■ Exercise instructions ■
Each line in the entries below that holds the string "inquietudes" is to be listed.

■ Input for this task ■
[Start]

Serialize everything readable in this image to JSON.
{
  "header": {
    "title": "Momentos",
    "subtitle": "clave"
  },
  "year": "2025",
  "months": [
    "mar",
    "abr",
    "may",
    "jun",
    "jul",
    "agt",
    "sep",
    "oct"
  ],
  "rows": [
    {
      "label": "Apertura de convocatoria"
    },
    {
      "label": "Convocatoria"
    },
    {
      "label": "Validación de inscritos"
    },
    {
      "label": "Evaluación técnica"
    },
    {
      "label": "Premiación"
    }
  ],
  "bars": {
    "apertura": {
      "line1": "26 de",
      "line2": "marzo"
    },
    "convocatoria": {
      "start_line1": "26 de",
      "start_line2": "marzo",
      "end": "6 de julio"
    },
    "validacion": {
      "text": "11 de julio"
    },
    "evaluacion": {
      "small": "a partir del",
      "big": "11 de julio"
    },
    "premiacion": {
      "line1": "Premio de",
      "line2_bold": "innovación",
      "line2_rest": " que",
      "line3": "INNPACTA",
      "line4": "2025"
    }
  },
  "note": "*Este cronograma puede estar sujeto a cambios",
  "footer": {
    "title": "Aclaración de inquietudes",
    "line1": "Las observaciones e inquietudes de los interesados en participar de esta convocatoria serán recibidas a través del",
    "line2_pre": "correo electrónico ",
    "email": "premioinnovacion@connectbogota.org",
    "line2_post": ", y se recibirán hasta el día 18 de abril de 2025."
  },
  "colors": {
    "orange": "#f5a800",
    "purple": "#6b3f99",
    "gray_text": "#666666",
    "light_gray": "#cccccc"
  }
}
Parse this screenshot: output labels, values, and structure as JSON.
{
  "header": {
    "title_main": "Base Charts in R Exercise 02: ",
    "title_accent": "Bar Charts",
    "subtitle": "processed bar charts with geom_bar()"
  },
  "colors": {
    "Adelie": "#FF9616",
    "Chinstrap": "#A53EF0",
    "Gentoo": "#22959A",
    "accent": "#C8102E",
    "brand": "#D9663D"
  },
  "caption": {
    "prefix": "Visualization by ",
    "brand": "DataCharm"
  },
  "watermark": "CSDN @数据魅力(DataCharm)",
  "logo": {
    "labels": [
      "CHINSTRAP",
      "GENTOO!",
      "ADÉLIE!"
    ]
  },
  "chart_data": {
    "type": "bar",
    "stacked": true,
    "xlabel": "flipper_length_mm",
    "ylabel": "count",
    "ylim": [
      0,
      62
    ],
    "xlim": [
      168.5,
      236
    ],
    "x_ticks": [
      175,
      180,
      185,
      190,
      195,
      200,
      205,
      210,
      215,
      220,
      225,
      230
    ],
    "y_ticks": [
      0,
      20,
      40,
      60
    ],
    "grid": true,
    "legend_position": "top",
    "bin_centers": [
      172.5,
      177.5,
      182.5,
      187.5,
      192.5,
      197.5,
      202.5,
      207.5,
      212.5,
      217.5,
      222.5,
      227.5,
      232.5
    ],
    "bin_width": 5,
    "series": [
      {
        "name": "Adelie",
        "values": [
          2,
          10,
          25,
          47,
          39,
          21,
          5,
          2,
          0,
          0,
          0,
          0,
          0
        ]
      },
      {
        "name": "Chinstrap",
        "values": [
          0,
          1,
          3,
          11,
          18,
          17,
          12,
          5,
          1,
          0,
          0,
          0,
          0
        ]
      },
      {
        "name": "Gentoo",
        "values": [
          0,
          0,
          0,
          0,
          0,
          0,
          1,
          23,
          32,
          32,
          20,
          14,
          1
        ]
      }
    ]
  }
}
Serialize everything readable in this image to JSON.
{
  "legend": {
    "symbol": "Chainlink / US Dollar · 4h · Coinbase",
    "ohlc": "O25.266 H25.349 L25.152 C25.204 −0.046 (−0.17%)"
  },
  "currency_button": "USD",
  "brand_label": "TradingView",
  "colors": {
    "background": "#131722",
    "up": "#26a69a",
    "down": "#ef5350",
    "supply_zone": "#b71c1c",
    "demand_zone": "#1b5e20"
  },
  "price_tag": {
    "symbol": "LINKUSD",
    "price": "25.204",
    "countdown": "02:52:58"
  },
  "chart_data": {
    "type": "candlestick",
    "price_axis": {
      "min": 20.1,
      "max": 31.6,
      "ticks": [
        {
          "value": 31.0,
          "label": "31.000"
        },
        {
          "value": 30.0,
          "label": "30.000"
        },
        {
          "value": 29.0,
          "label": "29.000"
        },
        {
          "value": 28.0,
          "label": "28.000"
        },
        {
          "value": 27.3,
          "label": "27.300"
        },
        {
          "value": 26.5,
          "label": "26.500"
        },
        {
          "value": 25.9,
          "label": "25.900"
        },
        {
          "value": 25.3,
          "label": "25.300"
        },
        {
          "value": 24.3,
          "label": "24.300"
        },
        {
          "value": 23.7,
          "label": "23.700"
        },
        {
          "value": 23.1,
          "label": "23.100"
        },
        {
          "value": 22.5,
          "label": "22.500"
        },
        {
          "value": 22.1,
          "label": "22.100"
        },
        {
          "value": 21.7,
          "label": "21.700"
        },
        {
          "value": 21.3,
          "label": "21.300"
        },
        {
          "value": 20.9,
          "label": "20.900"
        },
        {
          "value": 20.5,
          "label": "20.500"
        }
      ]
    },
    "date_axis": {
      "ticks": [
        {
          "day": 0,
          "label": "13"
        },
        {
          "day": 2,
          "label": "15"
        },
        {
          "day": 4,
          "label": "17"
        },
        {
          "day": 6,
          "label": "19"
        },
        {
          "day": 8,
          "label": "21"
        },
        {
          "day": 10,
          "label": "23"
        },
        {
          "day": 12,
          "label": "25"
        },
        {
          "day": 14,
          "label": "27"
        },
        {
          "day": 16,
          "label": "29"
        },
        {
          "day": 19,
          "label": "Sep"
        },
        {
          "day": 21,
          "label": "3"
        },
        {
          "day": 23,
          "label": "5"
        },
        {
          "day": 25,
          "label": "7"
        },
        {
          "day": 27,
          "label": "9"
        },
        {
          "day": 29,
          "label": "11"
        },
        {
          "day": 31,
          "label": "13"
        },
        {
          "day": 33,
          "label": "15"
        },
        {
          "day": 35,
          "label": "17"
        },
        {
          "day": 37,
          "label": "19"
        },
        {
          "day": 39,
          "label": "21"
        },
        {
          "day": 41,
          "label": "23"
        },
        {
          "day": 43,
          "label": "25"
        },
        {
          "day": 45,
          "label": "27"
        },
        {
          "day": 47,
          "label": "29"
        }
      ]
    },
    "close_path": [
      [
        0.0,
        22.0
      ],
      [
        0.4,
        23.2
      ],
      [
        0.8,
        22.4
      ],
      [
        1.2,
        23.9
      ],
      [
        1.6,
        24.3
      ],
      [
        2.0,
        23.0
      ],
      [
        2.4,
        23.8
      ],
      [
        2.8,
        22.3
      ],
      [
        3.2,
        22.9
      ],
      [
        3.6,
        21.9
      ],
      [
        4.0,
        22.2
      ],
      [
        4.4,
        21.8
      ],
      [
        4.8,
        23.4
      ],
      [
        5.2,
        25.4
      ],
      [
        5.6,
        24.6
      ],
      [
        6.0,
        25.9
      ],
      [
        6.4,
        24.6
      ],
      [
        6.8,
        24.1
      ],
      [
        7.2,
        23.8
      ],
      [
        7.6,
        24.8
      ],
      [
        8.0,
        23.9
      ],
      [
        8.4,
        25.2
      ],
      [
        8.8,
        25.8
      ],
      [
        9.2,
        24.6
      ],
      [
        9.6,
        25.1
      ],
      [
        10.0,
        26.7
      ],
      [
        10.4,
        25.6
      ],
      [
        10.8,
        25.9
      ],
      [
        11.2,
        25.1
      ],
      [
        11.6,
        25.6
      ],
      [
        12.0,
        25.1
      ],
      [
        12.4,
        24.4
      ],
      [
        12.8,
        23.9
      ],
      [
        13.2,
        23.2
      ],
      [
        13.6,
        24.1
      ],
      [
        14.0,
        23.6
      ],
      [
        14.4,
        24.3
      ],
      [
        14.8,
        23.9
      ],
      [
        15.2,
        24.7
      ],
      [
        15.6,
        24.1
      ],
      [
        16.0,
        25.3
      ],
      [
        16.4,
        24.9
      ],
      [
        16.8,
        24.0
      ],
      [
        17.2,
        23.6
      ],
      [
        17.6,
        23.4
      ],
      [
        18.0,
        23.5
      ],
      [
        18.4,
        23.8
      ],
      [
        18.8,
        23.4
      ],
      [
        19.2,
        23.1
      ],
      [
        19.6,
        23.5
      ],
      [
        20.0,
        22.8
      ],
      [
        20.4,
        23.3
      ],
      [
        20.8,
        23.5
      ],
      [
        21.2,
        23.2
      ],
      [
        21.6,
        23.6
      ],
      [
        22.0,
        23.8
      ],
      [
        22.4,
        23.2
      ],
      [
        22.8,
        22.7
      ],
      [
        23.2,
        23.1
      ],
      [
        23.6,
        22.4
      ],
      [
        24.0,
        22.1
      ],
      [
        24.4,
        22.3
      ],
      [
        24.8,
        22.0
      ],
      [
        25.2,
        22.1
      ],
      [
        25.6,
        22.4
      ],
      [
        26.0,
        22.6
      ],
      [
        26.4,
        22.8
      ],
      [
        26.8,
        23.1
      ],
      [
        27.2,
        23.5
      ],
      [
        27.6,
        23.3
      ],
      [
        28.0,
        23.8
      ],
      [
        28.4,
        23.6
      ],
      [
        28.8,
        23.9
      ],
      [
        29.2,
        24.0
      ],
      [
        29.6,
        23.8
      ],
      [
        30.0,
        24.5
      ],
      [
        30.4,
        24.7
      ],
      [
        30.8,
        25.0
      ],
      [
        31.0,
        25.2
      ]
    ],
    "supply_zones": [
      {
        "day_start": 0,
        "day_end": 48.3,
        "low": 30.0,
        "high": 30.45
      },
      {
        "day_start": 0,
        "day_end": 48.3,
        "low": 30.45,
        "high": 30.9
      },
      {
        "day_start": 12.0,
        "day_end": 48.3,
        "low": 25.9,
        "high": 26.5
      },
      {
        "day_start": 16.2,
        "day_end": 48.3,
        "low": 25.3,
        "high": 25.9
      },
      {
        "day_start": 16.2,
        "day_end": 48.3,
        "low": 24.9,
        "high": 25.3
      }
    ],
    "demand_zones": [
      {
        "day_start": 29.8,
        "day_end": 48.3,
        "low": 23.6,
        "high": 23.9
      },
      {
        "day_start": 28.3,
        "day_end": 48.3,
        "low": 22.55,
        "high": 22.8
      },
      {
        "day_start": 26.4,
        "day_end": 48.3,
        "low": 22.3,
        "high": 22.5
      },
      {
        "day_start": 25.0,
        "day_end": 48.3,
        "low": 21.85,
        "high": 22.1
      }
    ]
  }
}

[End]

■ Result ■
    "title": "Aclaración de inquietudes",
    "line1": "Las observaciones e inquietudes de los interesados en participar de esta convocatoria serán recibidas a través del",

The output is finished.